Your assignment
Retype every record below exactly as it appears.

Supplied entries
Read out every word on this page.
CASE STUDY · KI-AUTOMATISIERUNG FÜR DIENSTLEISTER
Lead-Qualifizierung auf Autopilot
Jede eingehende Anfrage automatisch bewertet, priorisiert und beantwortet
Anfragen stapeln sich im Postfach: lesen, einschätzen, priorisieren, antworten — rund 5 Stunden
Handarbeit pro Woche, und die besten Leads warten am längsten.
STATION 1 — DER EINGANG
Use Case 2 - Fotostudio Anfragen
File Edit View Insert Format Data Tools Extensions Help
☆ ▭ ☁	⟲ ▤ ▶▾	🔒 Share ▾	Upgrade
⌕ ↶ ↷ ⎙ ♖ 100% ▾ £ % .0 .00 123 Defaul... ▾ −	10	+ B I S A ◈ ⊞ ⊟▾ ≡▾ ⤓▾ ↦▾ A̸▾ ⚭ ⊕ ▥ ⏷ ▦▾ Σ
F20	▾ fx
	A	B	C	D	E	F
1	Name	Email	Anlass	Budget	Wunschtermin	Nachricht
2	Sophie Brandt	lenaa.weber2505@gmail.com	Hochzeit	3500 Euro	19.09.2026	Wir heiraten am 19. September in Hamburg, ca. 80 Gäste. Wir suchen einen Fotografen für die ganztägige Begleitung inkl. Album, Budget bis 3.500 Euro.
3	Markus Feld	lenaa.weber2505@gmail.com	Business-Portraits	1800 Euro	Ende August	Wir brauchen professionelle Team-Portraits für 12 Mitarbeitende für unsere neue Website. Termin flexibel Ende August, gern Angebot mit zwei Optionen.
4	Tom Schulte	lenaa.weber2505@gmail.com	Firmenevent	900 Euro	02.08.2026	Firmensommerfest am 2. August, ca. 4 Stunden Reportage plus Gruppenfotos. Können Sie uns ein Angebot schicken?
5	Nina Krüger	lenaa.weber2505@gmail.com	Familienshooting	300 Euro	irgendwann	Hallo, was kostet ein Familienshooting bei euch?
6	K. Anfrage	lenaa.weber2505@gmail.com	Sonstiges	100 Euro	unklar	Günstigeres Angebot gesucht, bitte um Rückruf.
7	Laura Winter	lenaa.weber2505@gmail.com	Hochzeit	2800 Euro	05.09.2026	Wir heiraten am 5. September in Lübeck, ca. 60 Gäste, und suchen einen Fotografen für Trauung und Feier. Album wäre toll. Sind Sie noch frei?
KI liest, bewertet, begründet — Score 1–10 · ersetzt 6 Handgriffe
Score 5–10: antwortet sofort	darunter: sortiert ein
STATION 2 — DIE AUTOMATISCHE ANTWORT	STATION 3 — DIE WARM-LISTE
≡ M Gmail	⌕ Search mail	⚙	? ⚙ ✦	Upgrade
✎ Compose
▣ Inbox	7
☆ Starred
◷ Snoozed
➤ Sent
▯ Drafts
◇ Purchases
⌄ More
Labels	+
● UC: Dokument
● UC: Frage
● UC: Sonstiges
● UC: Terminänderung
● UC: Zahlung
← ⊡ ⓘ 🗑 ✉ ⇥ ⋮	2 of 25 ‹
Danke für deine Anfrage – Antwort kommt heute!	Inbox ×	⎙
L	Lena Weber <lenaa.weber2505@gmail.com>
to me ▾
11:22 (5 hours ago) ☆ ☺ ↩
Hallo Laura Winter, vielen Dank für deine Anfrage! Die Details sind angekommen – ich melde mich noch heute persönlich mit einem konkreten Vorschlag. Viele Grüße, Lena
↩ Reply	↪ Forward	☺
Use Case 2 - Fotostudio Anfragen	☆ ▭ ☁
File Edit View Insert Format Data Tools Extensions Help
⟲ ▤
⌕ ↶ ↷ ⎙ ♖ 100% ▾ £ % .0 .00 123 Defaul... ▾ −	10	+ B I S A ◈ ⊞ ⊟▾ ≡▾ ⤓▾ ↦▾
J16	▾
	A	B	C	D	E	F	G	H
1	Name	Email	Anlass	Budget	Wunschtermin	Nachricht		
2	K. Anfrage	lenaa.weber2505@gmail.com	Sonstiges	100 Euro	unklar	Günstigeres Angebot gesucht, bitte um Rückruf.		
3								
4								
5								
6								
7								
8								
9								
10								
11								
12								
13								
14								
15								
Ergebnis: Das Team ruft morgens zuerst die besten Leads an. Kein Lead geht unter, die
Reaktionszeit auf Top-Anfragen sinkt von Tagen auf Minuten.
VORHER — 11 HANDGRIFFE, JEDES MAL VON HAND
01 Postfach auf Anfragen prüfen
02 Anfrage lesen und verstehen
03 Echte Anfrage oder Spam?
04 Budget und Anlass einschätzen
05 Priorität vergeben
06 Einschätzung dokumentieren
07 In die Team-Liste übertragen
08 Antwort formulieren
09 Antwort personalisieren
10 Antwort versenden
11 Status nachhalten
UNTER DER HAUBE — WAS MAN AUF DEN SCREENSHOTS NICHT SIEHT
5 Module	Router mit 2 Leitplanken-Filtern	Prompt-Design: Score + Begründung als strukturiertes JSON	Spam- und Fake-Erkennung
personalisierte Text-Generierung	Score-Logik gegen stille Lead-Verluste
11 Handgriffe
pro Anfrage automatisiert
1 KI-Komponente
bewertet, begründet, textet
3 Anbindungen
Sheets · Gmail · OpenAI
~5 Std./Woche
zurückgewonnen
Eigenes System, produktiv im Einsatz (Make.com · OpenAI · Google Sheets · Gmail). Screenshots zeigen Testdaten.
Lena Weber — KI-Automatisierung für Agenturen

Answer space
Read out every word on this page.
CASE STUDY · KI-AUTOMATISIERUNG FÜR DIENSTLEISTER
Lead-Qualifizierung auf Autopilot
Jede eingehende Anfrage automatisch bewertet, priorisiert und beantwortet
Anfragen stapeln sich im Postfach: lesen, einschätzen, priorisieren, antworten — rund 5 Stunden
Handarbeit pro Woche, und die besten Leads warten am längsten.
STATION 1 — DER EINGANG
Use Case 2 - Fotostudio Anfragen
File Edit View Insert Format Data Tools Extensions Help
☆ ▭ ☁	⟲ ▤ ▶▾	🔒 Share ▾	Upgrade
⌕ ↶ ↷ ⎙ ♖ 100% ▾ £ % .0 .00 123 Defaul... ▾ −	10	+ B I S A ◈ ⊞ ⊟▾ ≡▾ ⤓▾ ↦▾ A̸▾ ⚭ ⊕ ▥ ⏷ ▦▾ Σ
F20	▾ fx
	A	B	C	D	E	F
1	Name	Email	Anlass	Budget	Wunschtermin	Nachricht
2	Sophie Brandt	lenaa.weber2505@gmail.com	Hochzeit	3500 Euro	19.09.2026	Wir heiraten am 19. September in Hamburg, ca. 80 Gäste. Wir suchen einen Fotografen für die ganztägige Begleitung inkl. Album, Budget bis 3.500 Euro.
3	Markus Feld	lenaa.weber2505@gmail.com	Business-Portraits	1800 Euro	Ende August	Wir brauchen professionelle Team-Portraits für 12 Mitarbeitende für unsere neue Website. Termin flexibel Ende August, gern Angebot mit zwei Optionen.
4	Tom Schulte	lenaa.weber2505@gmail.com	Firmenevent	900 Euro	02.08.2026	Firmensommerfest am 2. August, ca. 4 Stunden Reportage plus Gruppenfotos. Können Sie uns ein Angebot schicken?
5	Nina Krüger	lenaa.weber2505@gmail.com	Familienshooting	300 Euro	irgendwann	Hallo, was kostet ein Familienshooting bei euch?
6	K. Anfrage	lenaa.weber2505@gmail.com	Sonstiges	100 Euro	unklar	Günstigeres Angebot gesucht, bitte um Rückruf.
7	Laura Winter	lenaa.weber2505@gmail.com	Hochzeit	2800 Euro	05.09.2026	Wir heiraten am 5. September in Lübeck, ca. 60 Gäste, und suchen einen Fotografen für Trauung und Feier. Album wäre toll. Sind Sie noch frei?
KI liest, bewertet, begründet — Score 1–10 · ersetzt 6 Handgriffe
Score 5–10: antwortet sofort	darunter: sortiert ein
STATION 2 — DIE AUTOMATISCHE ANTWORT	STATION 3 — DIE WARM-LISTE
≡ M Gmail	⌕ Search mail	⚙	? ⚙ ✦	Upgrade
✎ Compose
▣ Inbox	7
☆ Starred
◷ Snoozed
➤ Sent
▯ Drafts
◇ Purchases
⌄ More
Labels	+
● UC: Dokument
● UC: Frage
● UC: Sonstiges
● UC: Terminänderung
● UC: Zahlung
← ⊡ ⓘ 🗑 ✉ ⇥ ⋮	2 of 25 ‹
Danke für deine Anfrage – Antwort kommt heute!	Inbox ×	⎙
L	Lena Weber <lenaa.weber2505@gmail.com>
to me ▾
11:22 (5 hours ago) ☆ ☺ ↩
Hallo Laura Winter, vielen Dank für deine Anfrage! Die Details sind angekommen – ich melde mich noch heute persönlich mit einem konkreten Vorschlag. Viele Grüße, Lena
↩ Reply	↪ Forward	☺
Use Case 2 - Fotostudio Anfragen	☆ ▭ ☁
File Edit View Insert Format Data Tools Extensions Help
⟲ ▤
⌕ ↶ ↷ ⎙ ♖ 100% ▾ £ % .0 .00 123 Defaul... ▾ −	10	+ B I S A ◈ ⊞ ⊟▾ ≡▾ ⤓▾ ↦▾
J16	▾
	A	B	C	D	E	F	G	H
1	Name	Email	Anlass	Budget	Wunschtermin	Nachricht		
2	K. Anfrage	lenaa.weber2505@gmail.com	Sonstiges	100 Euro	unklar	Günstigeres Angebot gesucht, bitte um Rückruf.		
3								
4								
5								
6								
7								
8								
9								
10								
11								
12								
13								
14								
15								
Ergebnis: Das Team ruft morgens zuerst die besten Leads an. Kein Lead geht unter, die
Reaktionszeit auf Top-Anfragen sinkt von Tagen auf Minuten.
VORHER — 11 HANDGRIFFE, JEDES MAL VON HAND
01 Postfach auf Anfragen prüfen
02 Anfrage lesen und verstehen
03 Echte Anfrage oder Spam?
04 Budget und Anlass einschätzen
05 Priorität vergeben
06 Einschätzung dokumentieren
07 In die Team-Liste übertragen
08 Antwort formulieren
09 Antwort personalisieren
10 Antwort versenden
11 Status nachhalten
UNTER DER HAUBE — WAS MAN AUF DEN SCREENSHOTS NICHT SIEHT
5 Module	Router mit 2 Leitplanken-Filtern	Prompt-Design: Score + Begründung als strukturiertes JSON	Spam- und Fake-Erkennung
personalisierte Text-Generierung	Score-Logik gegen stille Lead-Verluste
11 Handgriffe
pro Anfrage automatisiert
1 KI-Komponente
bewertet, begründet, textet
3 Anbindungen
Sheets · Gmail · OpenAI
~5 Std./Woche
zurückgewonnen
Eigenes System, produktiv im Einsatz (Make.com · OpenAI · Google Sheets · Gmail). Screenshots zeigen Testdaten.
Lena Weber — KI-Automatisierung für Agenturen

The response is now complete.